● STUDY TEXT
·····

You, God, and Aging – Part One

God speaks through the prophet Isaiah about aging Israel in Isaiah 46. His address was directly applicable to the people of Israel as they aged. It is relevant to believers in every era regarding aging personally.

In a TV commercial Kathy Lee Gifford speaks of aging: “I’m not saying growing old is easy. I am saying it can be easier.” God never hinted life would be easy. He, too, has said it can be easier.

Through Isaiah God speaks, “I will be your God throughout your lifetime – until your hair is white with age. I made you, and I will care for you. I will carry you along and save you: (Isaiah 46: 4).

This promise to aged Israel is applicable to every aged believer. God has graciously engaged to support and comfort His faithful servants, even in their old age. Expanded application is as though God is saying, “Even to your old age, when you grow unfit for business, when you are compassed with infirmities, and perhaps your relations begin to grow weary of you, yet I am he-he that I am, he that I have been – the very same by whom you have been borne from the belly and carried from the womb. You change, but I am the same.”

From the womb to the tomb He is God and as such is worth our devotion.

Graphic, isn’t it? Also gratifying isn’t it?

My wife and I have passed through the nonagenarian portal and not without continuing problems and pain like people of such age. We need a passageway through our perplexities and we are finding God, true to His word, is providing it. There is no exemption from difficulty and no immunity from ailing as we age. Every aging individual knows what I speak.

·····

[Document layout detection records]
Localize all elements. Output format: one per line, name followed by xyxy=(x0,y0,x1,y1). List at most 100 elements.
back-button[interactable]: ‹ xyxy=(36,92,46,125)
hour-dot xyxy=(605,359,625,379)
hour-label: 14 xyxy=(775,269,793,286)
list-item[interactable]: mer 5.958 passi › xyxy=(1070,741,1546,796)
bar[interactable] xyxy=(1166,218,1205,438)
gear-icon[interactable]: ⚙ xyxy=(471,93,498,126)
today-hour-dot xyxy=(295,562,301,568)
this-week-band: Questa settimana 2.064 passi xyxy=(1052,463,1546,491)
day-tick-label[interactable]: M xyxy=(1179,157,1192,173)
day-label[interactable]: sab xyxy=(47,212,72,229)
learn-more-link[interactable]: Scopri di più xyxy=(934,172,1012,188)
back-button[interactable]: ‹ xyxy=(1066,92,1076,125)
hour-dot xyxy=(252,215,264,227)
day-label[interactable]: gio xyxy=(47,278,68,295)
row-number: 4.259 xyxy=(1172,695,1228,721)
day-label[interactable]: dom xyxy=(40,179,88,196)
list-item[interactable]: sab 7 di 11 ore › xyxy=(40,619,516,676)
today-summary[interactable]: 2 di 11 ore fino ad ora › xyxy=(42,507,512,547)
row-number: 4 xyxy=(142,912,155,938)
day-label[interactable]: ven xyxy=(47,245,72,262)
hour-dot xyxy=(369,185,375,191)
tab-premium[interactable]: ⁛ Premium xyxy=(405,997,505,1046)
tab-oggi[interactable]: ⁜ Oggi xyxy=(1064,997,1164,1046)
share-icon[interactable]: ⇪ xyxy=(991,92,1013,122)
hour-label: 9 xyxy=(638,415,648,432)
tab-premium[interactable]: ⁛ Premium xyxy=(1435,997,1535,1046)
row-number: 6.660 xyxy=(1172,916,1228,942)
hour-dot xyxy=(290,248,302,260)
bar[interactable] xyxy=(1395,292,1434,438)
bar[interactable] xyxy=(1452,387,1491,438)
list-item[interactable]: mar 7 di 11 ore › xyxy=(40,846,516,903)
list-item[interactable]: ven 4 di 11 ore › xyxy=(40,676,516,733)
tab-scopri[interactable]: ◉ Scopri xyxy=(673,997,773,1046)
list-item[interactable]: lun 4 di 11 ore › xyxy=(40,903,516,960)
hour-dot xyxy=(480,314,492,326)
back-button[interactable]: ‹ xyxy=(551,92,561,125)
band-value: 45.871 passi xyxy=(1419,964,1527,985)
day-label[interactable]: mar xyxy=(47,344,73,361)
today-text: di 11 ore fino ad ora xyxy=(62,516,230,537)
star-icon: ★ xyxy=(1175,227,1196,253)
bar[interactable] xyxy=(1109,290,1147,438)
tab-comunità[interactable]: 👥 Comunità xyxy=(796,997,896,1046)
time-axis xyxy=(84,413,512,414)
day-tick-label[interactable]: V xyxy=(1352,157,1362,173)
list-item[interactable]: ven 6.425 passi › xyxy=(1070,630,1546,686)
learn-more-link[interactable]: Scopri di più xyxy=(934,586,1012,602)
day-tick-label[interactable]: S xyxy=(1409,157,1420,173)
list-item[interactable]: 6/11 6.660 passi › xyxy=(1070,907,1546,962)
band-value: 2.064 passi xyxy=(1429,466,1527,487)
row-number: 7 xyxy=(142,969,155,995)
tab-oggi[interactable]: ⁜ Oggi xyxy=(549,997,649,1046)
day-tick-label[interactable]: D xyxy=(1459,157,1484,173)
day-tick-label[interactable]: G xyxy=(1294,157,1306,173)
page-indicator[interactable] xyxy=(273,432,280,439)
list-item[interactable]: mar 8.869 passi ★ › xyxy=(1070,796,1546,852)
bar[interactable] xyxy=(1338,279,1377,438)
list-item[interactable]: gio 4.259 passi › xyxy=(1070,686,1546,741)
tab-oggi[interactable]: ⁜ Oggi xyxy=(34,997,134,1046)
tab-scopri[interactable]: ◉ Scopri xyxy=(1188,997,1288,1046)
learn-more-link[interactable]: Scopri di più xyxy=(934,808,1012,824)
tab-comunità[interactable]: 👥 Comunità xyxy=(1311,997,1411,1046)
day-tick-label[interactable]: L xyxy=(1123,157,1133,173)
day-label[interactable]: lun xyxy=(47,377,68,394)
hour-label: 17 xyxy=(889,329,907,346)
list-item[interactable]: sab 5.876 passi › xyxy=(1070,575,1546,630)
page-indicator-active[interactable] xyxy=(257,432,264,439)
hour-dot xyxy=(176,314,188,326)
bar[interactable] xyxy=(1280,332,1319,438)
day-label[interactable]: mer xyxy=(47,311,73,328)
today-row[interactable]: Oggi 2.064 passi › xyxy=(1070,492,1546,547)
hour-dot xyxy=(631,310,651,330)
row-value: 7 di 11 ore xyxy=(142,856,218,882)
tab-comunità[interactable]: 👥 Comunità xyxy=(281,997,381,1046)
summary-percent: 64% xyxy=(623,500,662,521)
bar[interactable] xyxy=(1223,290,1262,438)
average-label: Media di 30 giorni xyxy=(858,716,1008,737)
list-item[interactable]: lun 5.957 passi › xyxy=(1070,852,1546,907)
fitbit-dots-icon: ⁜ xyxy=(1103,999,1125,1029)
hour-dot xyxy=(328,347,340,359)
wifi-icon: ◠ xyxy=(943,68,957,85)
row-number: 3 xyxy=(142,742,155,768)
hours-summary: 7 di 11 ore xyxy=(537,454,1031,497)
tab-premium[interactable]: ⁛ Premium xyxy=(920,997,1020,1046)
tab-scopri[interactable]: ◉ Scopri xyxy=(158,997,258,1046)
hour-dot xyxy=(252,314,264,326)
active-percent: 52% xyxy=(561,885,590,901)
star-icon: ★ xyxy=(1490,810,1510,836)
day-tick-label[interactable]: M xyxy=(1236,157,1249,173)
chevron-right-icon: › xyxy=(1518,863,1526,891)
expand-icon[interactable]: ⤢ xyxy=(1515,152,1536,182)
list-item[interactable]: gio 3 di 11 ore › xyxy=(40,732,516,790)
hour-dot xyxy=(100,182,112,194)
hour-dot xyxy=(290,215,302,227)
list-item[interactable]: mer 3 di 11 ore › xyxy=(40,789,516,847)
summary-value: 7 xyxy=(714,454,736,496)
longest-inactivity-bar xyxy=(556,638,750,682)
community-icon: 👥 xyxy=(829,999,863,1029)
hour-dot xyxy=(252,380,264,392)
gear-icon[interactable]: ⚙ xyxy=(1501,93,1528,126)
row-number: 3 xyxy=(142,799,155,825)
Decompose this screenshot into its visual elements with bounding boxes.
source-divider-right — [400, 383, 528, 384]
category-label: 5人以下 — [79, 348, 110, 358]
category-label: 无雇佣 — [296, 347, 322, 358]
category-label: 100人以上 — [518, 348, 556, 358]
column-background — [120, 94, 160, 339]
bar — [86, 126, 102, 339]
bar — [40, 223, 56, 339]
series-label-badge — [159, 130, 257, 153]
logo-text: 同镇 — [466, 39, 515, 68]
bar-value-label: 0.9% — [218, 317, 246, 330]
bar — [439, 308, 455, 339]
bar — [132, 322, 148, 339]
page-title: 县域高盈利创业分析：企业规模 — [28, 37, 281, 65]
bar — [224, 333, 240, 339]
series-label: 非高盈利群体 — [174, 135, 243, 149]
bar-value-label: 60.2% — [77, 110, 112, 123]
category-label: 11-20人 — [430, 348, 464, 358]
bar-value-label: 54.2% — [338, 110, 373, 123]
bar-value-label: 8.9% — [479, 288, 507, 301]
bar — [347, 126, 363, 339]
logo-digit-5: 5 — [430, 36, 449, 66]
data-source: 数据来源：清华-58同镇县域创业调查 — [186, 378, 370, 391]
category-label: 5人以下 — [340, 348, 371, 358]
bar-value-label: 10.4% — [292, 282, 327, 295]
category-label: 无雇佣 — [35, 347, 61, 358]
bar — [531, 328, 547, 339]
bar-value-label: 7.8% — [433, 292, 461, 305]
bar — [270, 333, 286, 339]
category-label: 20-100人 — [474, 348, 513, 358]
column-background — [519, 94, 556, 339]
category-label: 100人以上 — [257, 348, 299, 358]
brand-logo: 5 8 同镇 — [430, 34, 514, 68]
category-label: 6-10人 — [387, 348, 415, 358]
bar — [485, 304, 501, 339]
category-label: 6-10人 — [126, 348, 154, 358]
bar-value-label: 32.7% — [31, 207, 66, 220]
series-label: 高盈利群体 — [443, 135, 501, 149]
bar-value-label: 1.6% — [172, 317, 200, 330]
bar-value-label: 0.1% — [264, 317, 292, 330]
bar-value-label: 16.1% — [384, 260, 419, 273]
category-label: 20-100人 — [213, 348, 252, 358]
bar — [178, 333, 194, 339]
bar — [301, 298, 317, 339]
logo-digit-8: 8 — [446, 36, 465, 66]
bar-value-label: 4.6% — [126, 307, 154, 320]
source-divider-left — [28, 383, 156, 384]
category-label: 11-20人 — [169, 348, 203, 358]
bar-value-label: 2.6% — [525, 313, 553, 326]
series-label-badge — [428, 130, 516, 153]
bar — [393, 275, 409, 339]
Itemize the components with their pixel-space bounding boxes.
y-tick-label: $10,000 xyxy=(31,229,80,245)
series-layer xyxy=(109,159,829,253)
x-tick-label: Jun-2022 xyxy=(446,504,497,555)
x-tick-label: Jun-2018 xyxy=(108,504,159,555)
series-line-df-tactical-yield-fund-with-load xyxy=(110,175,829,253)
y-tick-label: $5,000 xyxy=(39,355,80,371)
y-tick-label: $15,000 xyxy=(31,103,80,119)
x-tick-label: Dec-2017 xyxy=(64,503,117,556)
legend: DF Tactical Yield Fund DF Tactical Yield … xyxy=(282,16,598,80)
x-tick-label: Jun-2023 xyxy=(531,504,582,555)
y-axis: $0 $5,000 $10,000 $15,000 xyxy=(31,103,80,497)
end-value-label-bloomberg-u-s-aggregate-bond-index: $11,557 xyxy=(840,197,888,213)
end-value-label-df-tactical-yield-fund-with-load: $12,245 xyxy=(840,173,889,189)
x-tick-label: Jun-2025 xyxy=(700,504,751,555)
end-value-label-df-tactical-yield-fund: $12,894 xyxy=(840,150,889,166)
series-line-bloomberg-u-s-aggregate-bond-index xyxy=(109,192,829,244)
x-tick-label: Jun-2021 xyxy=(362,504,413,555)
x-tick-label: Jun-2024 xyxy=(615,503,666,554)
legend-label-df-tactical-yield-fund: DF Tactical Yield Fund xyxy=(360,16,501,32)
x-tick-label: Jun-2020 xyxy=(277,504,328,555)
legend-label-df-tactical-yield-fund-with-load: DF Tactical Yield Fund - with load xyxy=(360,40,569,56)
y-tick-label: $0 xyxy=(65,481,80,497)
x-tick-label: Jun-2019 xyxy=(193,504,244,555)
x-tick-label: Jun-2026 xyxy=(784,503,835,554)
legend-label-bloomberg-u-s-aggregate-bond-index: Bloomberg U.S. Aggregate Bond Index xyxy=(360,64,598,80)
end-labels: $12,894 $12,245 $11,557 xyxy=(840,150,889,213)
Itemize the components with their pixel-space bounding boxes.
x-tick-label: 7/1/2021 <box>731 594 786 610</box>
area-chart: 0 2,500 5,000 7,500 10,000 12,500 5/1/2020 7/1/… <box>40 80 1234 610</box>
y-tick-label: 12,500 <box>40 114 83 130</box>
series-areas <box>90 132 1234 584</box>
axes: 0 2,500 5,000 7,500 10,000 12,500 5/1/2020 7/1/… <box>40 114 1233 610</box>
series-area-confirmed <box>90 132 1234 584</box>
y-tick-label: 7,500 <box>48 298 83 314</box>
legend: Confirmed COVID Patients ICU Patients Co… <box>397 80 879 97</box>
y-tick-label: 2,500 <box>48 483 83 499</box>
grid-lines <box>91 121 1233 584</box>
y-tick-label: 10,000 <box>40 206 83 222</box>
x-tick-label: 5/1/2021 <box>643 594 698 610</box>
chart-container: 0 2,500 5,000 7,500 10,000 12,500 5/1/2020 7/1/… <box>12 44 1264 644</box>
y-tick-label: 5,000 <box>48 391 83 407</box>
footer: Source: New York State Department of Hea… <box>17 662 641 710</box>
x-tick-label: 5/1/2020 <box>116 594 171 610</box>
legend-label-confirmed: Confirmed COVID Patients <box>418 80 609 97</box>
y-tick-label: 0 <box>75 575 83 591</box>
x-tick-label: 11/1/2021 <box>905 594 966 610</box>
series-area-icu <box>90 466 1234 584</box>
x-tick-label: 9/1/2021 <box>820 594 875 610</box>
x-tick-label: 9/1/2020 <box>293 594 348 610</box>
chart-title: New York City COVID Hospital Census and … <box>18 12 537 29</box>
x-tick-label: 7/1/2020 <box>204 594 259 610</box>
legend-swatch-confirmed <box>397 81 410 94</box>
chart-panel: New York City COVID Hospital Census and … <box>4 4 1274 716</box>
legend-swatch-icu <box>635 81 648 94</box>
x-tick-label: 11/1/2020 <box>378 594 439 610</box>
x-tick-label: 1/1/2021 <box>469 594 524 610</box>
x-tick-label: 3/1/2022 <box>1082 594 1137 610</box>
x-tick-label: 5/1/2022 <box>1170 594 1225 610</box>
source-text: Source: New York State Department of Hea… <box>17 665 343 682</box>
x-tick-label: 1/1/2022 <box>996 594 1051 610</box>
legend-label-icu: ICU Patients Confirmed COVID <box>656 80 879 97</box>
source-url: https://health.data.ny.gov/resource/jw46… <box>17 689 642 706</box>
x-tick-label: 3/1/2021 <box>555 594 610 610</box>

·····

● QUESTIONS
1) According to the article on God and aging, why is God worth our devotion? Answer in one to three sentences.
2) Reproduce a passage from the article on God and aging: begin at the words "This promise to" and stop after "worth our devotion.".
3) Resume the article on God and aging after its last sentence.
The records are material separate from the article on God and aging.

● RESPONSES BY ITEM NUMBER
1) God is worth our devotion because He is God from the womb to the tomb. He remains God through the whole of a person's life.

2)
This promise to aged Israel is applicable to every aged believer. God has graciously engaged to support and comfort His faithful servants, even in their old age. Expanded application is as though God is saying, “Even to your old age, when you grow unfit for business, when you are compassed with infirmities, and perhaps your relations begin to grow weary of you, yet I am he-he that I am, he that I have been – the very same by whom you have been borne from the belly and carried from the womb. You change, but I am the same.”

From the womb to the tomb He is God and as such is worth our devotion.

3)
Every person knows they will get old, but some people live as though an exception will be made in their case. There are no exceptions. It helps if you eat right, exercise properly, rest well and avoid certain aging properties. That is our part. Do them and you will find God does His part. Even if you fail to do your part He still does His, but with the limits you put on yourself. 

Actress Sophia Loren noted, “There is a fountain of youth: it is your mind, your talents, the creativity you bring to your life and the lives of people you love. When you learn to tap this source, you will truly have defeated age.” Truly those are assets when the Lord is added to the equation. Even as those attributes fade as a vapor there stands the Lord with a smile on His face saying, “I am here and I love you.”

We should so live that it might be said of us as it was Abraham: “Abraham breathed his last and died in a ripe old age, an old man and satisfied with life; and he was gathered to his people” (Genesis 25: 8).